Exercise description: Extract every line below, verbatim.

Start Stored records

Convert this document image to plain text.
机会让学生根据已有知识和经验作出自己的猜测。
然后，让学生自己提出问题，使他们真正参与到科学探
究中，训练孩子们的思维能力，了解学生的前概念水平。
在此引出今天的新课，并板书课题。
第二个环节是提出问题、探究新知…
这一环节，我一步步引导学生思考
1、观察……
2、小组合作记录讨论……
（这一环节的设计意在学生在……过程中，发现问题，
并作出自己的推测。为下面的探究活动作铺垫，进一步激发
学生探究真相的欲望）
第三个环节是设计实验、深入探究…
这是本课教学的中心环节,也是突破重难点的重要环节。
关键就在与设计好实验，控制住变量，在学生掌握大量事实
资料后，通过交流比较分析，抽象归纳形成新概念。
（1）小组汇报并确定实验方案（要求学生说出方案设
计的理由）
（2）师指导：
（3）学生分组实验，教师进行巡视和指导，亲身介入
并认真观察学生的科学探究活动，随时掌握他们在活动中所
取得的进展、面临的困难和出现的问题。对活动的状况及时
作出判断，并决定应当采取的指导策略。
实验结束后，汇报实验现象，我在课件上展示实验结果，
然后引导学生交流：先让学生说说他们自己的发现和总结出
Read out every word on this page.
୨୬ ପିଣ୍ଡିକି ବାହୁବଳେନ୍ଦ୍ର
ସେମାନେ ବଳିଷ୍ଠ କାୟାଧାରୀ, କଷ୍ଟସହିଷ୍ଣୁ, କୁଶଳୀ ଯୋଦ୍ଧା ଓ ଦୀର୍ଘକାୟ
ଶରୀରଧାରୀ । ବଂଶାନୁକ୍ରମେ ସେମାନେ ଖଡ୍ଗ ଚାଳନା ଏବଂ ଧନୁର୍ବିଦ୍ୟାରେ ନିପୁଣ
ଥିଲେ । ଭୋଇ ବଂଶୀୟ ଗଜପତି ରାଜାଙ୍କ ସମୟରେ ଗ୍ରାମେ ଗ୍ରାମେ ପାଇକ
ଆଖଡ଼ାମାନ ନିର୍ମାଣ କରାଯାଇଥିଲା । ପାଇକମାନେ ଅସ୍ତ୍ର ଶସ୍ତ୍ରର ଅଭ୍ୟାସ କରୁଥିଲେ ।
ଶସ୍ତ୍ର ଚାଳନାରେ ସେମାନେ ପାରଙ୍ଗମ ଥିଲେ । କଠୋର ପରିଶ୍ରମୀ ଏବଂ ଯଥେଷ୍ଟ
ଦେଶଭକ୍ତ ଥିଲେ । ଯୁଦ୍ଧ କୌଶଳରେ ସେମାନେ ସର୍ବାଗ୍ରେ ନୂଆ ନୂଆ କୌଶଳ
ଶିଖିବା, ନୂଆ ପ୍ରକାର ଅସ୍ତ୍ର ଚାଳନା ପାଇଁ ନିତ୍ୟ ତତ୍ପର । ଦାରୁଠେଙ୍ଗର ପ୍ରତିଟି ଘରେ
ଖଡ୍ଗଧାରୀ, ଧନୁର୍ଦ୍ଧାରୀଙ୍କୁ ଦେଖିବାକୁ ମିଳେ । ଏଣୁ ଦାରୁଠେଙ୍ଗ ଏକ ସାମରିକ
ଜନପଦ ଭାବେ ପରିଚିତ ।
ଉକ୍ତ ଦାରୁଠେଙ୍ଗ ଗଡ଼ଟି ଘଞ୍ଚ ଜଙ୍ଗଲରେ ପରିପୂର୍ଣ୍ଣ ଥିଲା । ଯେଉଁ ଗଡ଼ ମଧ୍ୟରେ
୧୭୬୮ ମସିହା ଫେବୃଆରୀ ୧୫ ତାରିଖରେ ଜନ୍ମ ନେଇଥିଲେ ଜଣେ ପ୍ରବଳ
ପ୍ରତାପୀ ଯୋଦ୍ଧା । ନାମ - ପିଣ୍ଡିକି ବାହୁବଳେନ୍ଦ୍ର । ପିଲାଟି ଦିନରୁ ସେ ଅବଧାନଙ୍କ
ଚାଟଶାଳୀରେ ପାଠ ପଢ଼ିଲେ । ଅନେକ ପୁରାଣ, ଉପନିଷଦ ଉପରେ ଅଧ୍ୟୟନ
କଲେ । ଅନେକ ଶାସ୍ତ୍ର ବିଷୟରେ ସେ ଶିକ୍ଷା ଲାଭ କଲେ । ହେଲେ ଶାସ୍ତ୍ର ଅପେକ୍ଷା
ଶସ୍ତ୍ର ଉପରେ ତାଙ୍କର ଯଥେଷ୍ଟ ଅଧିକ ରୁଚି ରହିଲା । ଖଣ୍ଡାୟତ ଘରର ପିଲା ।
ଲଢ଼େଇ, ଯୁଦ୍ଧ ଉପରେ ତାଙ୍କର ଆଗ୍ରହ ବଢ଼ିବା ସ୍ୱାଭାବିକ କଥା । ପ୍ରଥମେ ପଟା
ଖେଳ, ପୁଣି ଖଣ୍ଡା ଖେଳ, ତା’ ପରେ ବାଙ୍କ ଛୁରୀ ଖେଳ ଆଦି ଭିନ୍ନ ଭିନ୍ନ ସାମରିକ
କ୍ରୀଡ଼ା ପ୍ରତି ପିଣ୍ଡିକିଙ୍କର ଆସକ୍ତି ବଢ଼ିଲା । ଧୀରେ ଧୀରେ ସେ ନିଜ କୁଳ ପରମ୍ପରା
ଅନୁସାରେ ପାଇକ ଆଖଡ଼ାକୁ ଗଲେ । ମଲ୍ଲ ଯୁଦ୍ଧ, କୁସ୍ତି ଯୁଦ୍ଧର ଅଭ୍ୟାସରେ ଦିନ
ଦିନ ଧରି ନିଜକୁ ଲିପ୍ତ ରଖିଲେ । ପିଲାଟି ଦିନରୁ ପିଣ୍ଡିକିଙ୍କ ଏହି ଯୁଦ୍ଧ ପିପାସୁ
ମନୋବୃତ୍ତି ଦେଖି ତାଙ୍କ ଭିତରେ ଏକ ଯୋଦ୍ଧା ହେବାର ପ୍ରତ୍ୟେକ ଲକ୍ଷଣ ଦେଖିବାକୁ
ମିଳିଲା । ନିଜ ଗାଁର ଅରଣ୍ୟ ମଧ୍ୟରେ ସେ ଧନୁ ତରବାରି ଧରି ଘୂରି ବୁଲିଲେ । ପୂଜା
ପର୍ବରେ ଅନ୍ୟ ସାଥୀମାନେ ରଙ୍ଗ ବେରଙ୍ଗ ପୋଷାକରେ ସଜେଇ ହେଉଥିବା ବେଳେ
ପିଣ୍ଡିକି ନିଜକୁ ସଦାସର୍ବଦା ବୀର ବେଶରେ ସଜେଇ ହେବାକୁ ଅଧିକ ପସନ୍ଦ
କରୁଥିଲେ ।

End Stored records

Response:
Convert this document image to plain text.
机会让学生根据已有知识和经验作出自己的猜测。
然后，让学生自己提出问题，使他们真正参与到科学探
究中，训练孩子们的思维能力，了解学生的前概念水平。
在此引出今天的新课，并板书课题。
第二个环节是提出问题、探究新知…
这一环节，我一步步引导学生思考
1、观察……
2、小组合作记录讨论……
（这一环节的设计意在学生在……过程中，发现问题，
并作出自己的推测。为下面的探究活动作铺垫，进一步激发
学生探究真相的欲望）
第三个环节是设计实验、深入探究…
这是本课教学的中心环节,也是突破重难点的重要环节。
关键就在与设计好实验，控制住变量，在学生掌握大量事实
资料后，通过交流比较分析，抽象归纳形成新概念。
（1）小组汇报并确定实验方案（要求学生说出方案设
计的理由）
（2）师指导：
（3）学生分组实验，教师进行巡视和指导，亲身介入
并认真观察学生的科学探究活动，随时掌握他们在活动中所
取得的进展、面临的困难和出现的问题。对活动的状况及时
作出判断，并决定应当采取的指导策略。
实验结束后，汇报实验现象，我在课件上展示实验结果，
然后引导学生交流：先让学生说说他们自己的发现和总结出
Read out every word on this page.
୨୬ ପିଣ୍ଡିକି ବାହୁବଳେନ୍ଦ୍ର
ସେମାନେ ବଳିଷ୍ଠ କାୟାଧାରୀ, କଷ୍ଟସହିଷ୍ଣୁ, କୁଶଳୀ ଯୋଦ୍ଧା ଓ ଦୀର୍ଘକାୟ
ଶରୀରଧାରୀ । ବଂଶାନୁକ୍ରମେ ସେମାନେ ଖଡ୍ଗ ଚାଳନା ଏବଂ ଧନୁର୍ବିଦ୍ୟାରେ ନିପୁଣ
ଥିଲେ । ଭୋଇ ବଂଶୀୟ ଗଜପତି ରାଜାଙ୍କ ସମୟରେ ଗ୍ରାମେ ଗ୍ରାମେ ପାଇକ
ଆଖଡ଼ାମାନ ନିର୍ମାଣ କରାଯାଇଥିଲା । ପାଇକମାନେ ଅସ୍ତ୍ର ଶସ୍ତ୍ରର ଅଭ୍ୟାସ କରୁଥିଲେ ।
ଶସ୍ତ୍ର ଚାଳନାରେ ସେମାନେ ପାରଙ୍ଗମ ଥିଲେ । କଠୋର ପରିଶ୍ରମୀ ଏବଂ ଯଥେଷ୍ଟ
ଦେଶଭକ୍ତ ଥିଲେ । ଯୁଦ୍ଧ କୌଶଳରେ ସେମାନେ ସର୍ବାଗ୍ରେ ନୂଆ ନୂଆ କୌଶଳ
ଶିଖିବା, ନୂଆ ପ୍ରକାର ଅସ୍ତ୍ର ଚାଳନା ପାଇଁ ନିତ୍ୟ ତତ୍ପର । ଦାରୁଠେଙ୍ଗର ପ୍ରତିଟି ଘରେ
ଖଡ୍ଗଧାରୀ, ଧନୁର୍ଦ୍ଧାରୀଙ୍କୁ ଦେଖିବାକୁ ମିଳେ । ଏଣୁ ଦାରୁଠେଙ୍ଗ ଏକ ସାମରିକ
ଜନପଦ ଭାବେ ପରିଚିତ ।
ଉକ୍ତ ଦାରୁଠେଙ୍ଗ ଗଡ଼ଟି ଘଞ୍ଚ ଜଙ୍ଗଲରେ ପରିପୂର୍ଣ୍ଣ ଥିଲା । ଯେଉଁ ଗଡ଼ ମଧ୍ୟରେ
୧୭୬୮ ମସିହା ଫେବୃଆରୀ ୧୫ ତାରିଖରେ ଜନ୍ମ ନେଇଥିଲେ ଜଣେ ପ୍ରବଳ
ପ୍ରତାପୀ ଯୋଦ୍ଧା । ନାମ - ପିଣ୍ଡିକି ବାହୁବଳେନ୍ଦ୍ର । ପିଲାଟି ଦିନରୁ ସେ ଅବଧାନଙ୍କ
ଚାଟଶାଳୀରେ ପାଠ ପଢ଼ିଲେ । ଅନେକ ପୁରାଣ, ଉପନିଷଦ ଉପରେ ଅଧ୍ୟୟନ
କଲେ । ଅନେକ ଶାସ୍ତ୍ର ବିଷୟରେ ସେ ଶିକ୍ଷା ଲାଭ କଲେ । ହେଲେ ଶାସ୍ତ୍ର ଅପେକ୍ଷା
ଶସ୍ତ୍ର ଉପରେ ତାଙ୍କର ଯଥେଷ୍ଟ ଅଧିକ ରୁଚି ରହିଲା । ଖଣ୍ଡାୟତ ଘରର ପିଲା ।
ଲଢ଼େଇ, ଯୁଦ୍ଧ ଉପରେ ତାଙ୍କର ଆଗ୍ରହ ବଢ଼ିବା ସ୍ୱାଭାବିକ କଥା । ପ୍ରଥମେ ପଟା
ଖେଳ, ପୁଣି ଖଣ୍ଡା ଖେଳ, ତା’ ପରେ ବାଙ୍କ ଛୁରୀ ଖେଳ ଆଦି ଭିନ୍ନ ଭିନ୍ନ ସାମରିକ
କ୍ରୀଡ଼ା ପ୍ରତି ପିଣ୍ଡିକିଙ୍କର ଆସକ୍ତି ବଢ଼ିଲା । ଧୀରେ ଧୀରେ ସେ ନିଜ କୁଳ ପରମ୍ପରା
ଅନୁସାରେ ପାଇକ ଆଖଡ଼ାକୁ ଗଲେ । ମଲ୍ଲ ଯୁଦ୍ଧ, କୁସ୍ତି ଯୁଦ୍ଧର ଅଭ୍ୟାସରେ ଦିନ
ଦିନ ଧରି ନିଜକୁ ଲିପ୍ତ ରଖିଲେ । ପିଲାଟି ଦିନରୁ ପିଣ୍ଡିକିଙ୍କ ଏହି ଯୁଦ୍ଧ ପିପାସୁ
ମନୋବୃତ୍ତି ଦେଖି ତାଙ୍କ ଭିତରେ ଏକ ଯୋଦ୍ଧା ହେବାର ପ୍ରତ୍ୟେକ ଲକ୍ଷଣ ଦେଖିବାକୁ
ମିଳିଲା । ନିଜ ଗାଁର ଅରଣ୍ୟ ମଧ୍ୟରେ ସେ ଧନୁ ତରବାରି ଧରି ଘୂରି ବୁଲିଲେ । ପୂଜା
ପର୍ବରେ ଅନ୍ୟ ସାଥୀମାନେ ରଙ୍ଗ ବେରଙ୍ଗ ପୋଷାକରେ ସଜେଇ ହେଉଥିବା ବେଳେ
ପିଣ୍ଡିକି ନିଜକୁ ସଦାସର୍ବଦା ବୀର ବେଶରେ ସଜେଇ ହେବାକୁ ଅଧିକ ପସନ୍ଦ
କରୁଥିଲେ ।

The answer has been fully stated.